### What the exercise asks:
Every entry that follows needs to be repeated exactly.

* Begin Rows *

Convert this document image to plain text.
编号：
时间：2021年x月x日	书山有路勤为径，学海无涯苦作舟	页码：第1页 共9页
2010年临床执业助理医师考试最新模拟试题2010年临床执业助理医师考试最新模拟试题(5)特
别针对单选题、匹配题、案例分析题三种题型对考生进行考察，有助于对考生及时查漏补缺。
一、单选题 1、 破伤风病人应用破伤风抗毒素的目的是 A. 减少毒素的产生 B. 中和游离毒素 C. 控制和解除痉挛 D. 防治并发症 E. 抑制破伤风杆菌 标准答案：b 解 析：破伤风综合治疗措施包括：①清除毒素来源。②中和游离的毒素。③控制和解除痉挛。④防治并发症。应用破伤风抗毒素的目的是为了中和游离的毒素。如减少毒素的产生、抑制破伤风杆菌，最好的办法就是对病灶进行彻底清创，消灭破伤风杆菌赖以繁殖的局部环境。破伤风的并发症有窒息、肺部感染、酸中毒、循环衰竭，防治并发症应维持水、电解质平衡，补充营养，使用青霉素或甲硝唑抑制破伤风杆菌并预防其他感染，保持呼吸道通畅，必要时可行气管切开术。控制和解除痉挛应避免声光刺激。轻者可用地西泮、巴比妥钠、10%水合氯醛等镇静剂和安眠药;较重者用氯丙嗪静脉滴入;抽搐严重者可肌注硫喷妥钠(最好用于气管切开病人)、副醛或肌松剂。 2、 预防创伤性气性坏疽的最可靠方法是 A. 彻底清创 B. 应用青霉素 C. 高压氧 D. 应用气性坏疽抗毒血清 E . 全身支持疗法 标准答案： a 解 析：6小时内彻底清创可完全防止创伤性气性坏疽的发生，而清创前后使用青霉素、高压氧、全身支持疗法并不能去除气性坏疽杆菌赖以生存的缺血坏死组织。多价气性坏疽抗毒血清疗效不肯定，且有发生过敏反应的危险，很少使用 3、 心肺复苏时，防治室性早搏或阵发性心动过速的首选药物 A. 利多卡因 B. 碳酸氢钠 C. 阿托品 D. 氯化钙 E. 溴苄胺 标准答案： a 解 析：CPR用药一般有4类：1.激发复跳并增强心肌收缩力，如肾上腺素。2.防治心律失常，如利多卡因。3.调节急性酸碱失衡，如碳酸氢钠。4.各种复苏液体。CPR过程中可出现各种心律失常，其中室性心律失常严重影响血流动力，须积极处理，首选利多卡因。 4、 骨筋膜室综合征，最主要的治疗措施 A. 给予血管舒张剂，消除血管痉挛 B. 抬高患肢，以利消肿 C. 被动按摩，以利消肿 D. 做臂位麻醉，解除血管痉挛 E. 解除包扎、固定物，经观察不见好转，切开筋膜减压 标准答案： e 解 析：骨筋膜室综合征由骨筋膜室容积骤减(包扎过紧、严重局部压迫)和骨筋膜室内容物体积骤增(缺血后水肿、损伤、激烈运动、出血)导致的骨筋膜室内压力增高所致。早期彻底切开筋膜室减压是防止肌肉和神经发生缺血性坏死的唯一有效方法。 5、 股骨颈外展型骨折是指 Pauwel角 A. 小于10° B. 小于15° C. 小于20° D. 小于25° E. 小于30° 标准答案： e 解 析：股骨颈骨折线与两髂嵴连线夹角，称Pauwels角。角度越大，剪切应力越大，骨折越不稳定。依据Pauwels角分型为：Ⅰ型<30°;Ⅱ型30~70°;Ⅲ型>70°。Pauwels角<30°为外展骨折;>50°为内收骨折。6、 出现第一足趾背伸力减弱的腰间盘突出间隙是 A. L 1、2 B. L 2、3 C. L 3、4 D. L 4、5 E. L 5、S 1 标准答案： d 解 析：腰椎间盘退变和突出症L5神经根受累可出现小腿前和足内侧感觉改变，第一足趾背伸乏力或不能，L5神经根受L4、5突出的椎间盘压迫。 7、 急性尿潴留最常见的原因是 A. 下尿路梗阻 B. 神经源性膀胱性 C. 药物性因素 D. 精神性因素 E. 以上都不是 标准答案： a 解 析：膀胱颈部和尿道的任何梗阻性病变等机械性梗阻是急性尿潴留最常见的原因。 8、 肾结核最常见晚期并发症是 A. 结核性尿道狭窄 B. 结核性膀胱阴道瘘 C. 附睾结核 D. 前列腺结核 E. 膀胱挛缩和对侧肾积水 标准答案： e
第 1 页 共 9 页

* End Rows *

### Reply to the exercise:
Convert this document image to plain text.
编号：
时间：2021年x月x日	书山有路勤为径，学海无涯苦作舟	页码：第1页 共9页
2010年临床执业助理医师考试最新模拟试题2010年临床执业助理医师考试最新模拟试题(5)特
别针对单选题、匹配题、案例分析题三种题型对考生进行考察，有助于对考生及时查漏补缺。
一、单选题 1、 破伤风病人应用破伤风抗毒素的目的是 A. 减少毒素的产生 B. 中和游离毒素 C. 控制和解除痉挛 D. 防治并发症 E. 抑制破伤风杆菌 标准答案：b 解 析：破伤风综合治疗措施包括：①清除毒素来源。②中和游离的毒素。③控制和解除痉挛。④防治并发症。应用破伤风抗毒素的目的是为了中和游离的毒素。如减少毒素的产生、抑制破伤风杆菌，最好的办法就是对病灶进行彻底清创，消灭破伤风杆菌赖以繁殖的局部环境。破伤风的并发症有窒息、肺部感染、酸中毒、循环衰竭，防治并发症应维持水、电解质平衡，补充营养，使用青霉素或甲硝唑抑制破伤风杆菌并预防其他感染，保持呼吸道通畅，必要时可行气管切开术。控制和解除痉挛应避免声光刺激。轻者可用地西泮、巴比妥钠、10%水合氯醛等镇静剂和安眠药;较重者用氯丙嗪静脉滴入;抽搐严重者可肌注硫喷妥钠(最好用于气管切开病人)、副醛或肌松剂。 2、 预防创伤性气性坏疽的最可靠方法是 A. 彻底清创 B. 应用青霉素 C. 高压氧 D. 应用气性坏疽抗毒血清 E . 全身支持疗法 标准答案： a 解 析：6小时内彻底清创可完全防止创伤性气性坏疽的发生，而清创前后使用青霉素、高压氧、全身支持疗法并不能去除气性坏疽杆菌赖以生存的缺血坏死组织。多价气性坏疽抗毒血清疗效不肯定，且有发生过敏反应的危险，很少使用 3、 心肺复苏时，防治室性早搏或阵发性心动过速的首选药物 A. 利多卡因 B. 碳酸氢钠 C. 阿托品 D. 氯化钙 E. 溴苄胺 标准答案： a 解 析：CPR用药一般有4类：1.激发复跳并增强心肌收缩力，如肾上腺素。2.防治心律失常，如利多卡因。3.调节急性酸碱失衡，如碳酸氢钠。4.各种复苏液体。CPR过程中可出现各种心律失常，其中室性心律失常严重影响血流动力，须积极处理，首选利多卡因。 4、 骨筋膜室综合征，最主要的治疗措施 A. 给予血管舒张剂，消除血管痉挛 B. 抬高患肢，以利消肿 C. 被动按摩，以利消肿 D. 做臂位麻醉，解除血管痉挛 E. 解除包扎、固定物，经观察不见好转，切开筋膜减压 标准答案： e 解 析：骨筋膜室综合征由骨筋膜室容积骤减(包扎过紧、严重局部压迫)和骨筋膜室内容物体积骤增(缺血后水肿、损伤、激烈运动、出血)导致的骨筋膜室内压力增高所致。早期彻底切开筋膜室减压是防止肌肉和神经发生缺血性坏死的唯一有效方法。 5、 股骨颈外展型骨折是指 Pauwel角 A. 小于10° B. 小于15° C. 小于20° D. 小于25° E. 小于30° 标准答案： e 解 析：股骨颈骨折线与两髂嵴连线夹角，称Pauwels角。角度越大，剪切应力越大，骨折越不稳定。依据Pauwels角分型为：Ⅰ型<30°;Ⅱ型30~70°;Ⅲ型>70°。Pauwels角<30°为外展骨折;>50°为内收骨折。6、 出现第一足趾背伸力减弱的腰间盘突出间隙是 A. L 1、2 B. L 2、3 C. L 3、4 D. L 4、5 E. L 5、S 1 标准答案： d 解 析：腰椎间盘退变和突出症L5神经根受累可出现小腿前和足内侧感觉改变，第一足趾背伸乏力或不能，L5神经根受L4、5突出的椎间盘压迫。 7、 急性尿潴留最常见的原因是 A. 下尿路梗阻 B. 神经源性膀胱性 C. 药物性因素 D. 精神性因素 E. 以上都不是 标准答案： a 解 析：膀胱颈部和尿道的任何梗阻性病变等机械性梗阻是急性尿潴留最常见的原因。 8、 肾结核最常见晚期并发症是 A. 结核性尿道狭窄 B. 结核性膀胱阴道瘘 C. 附睾结核 D. 前列腺结核 E. 膀胱挛缩和对侧肾积水 标准答案： e
第 1 页 共 9 页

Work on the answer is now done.